start Data records
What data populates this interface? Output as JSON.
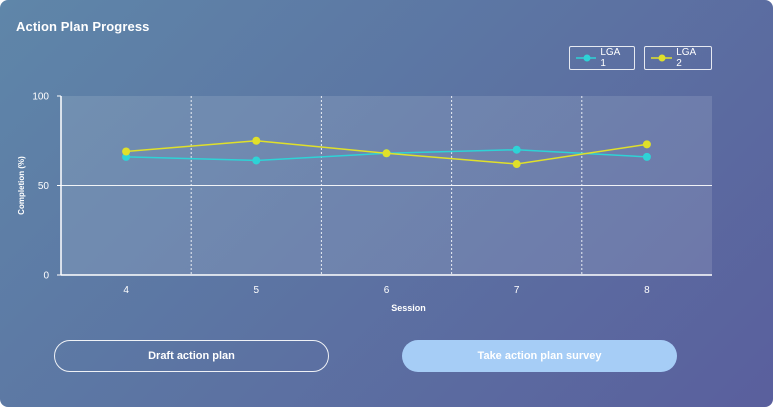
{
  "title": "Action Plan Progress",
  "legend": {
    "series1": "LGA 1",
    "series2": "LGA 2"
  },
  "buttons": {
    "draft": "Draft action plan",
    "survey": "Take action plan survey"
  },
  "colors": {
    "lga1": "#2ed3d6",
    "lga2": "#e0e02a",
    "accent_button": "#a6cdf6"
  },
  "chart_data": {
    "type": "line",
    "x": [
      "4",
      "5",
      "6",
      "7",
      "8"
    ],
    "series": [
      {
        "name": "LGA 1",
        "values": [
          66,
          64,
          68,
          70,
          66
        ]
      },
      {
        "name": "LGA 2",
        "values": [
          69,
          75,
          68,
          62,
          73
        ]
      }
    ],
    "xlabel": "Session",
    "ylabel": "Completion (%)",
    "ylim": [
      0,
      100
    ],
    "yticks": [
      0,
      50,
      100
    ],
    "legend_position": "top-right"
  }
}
end Data records
start Data records
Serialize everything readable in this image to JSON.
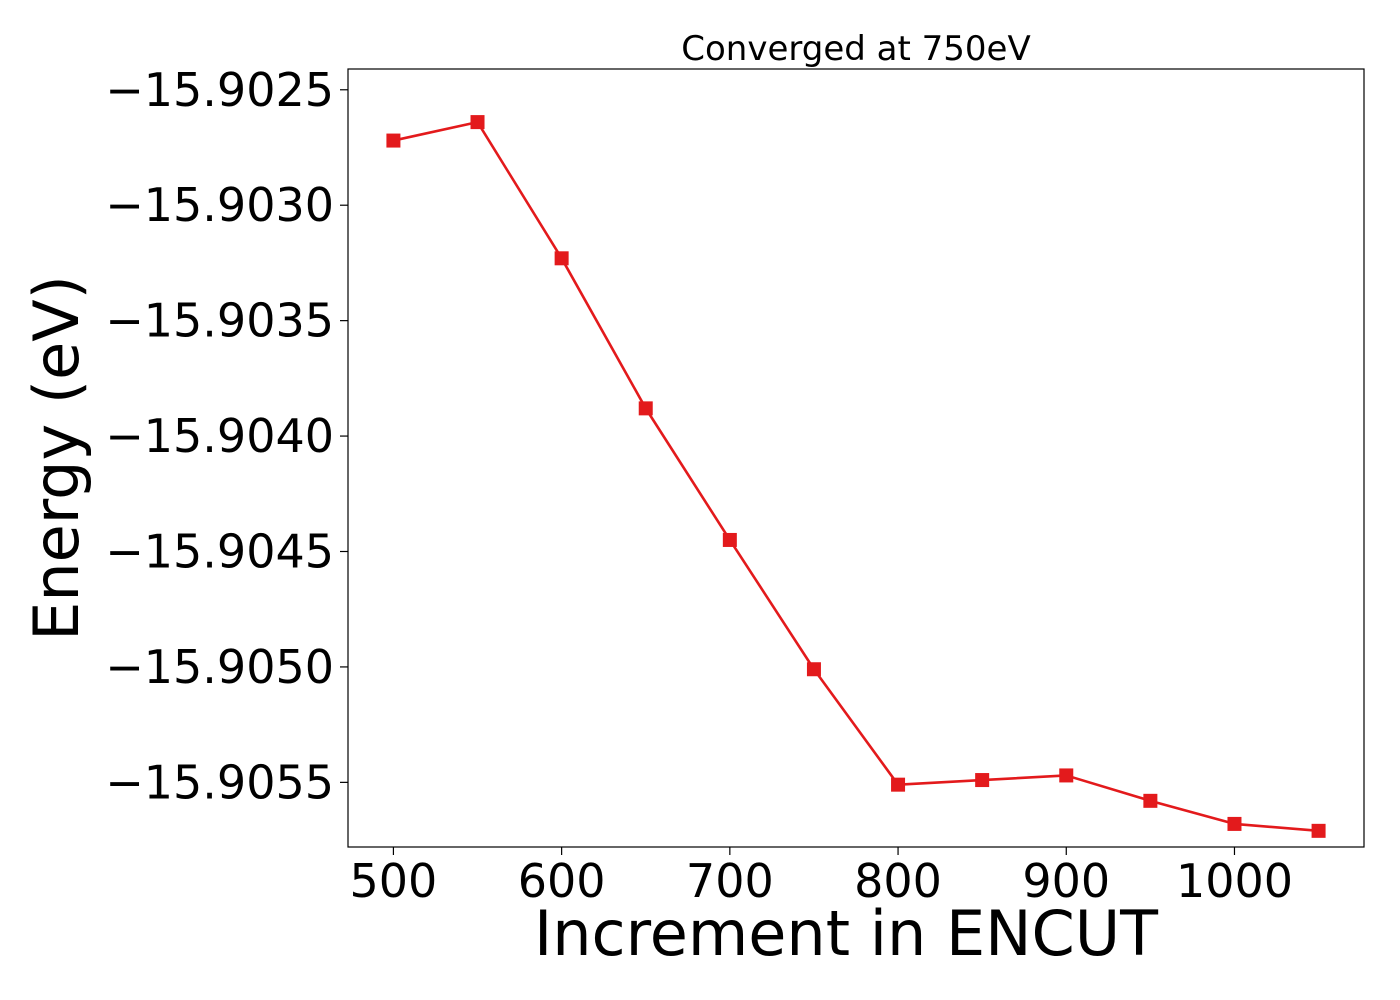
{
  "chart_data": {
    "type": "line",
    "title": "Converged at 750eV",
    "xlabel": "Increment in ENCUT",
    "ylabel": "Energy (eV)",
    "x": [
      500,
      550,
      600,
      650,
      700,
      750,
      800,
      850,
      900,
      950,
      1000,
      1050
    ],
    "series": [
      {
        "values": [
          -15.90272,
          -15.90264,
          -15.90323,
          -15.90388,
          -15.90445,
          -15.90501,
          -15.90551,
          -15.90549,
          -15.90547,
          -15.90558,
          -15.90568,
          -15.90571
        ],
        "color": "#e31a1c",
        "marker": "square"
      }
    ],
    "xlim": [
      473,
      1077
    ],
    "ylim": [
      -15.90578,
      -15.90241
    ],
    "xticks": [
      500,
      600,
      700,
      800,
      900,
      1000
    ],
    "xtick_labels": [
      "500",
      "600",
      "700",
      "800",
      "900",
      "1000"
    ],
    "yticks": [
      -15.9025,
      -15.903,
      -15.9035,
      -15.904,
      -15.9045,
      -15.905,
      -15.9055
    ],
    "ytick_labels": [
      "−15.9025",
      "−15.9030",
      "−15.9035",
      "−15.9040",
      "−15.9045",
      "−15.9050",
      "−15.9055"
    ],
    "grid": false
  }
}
end Data records
_Task requirements_: Copy the lines from the entries above in which the word "title" appears.

_Exercise result_:
  "title": "Action Plan Progress",
    "title": "Converged at 750eV",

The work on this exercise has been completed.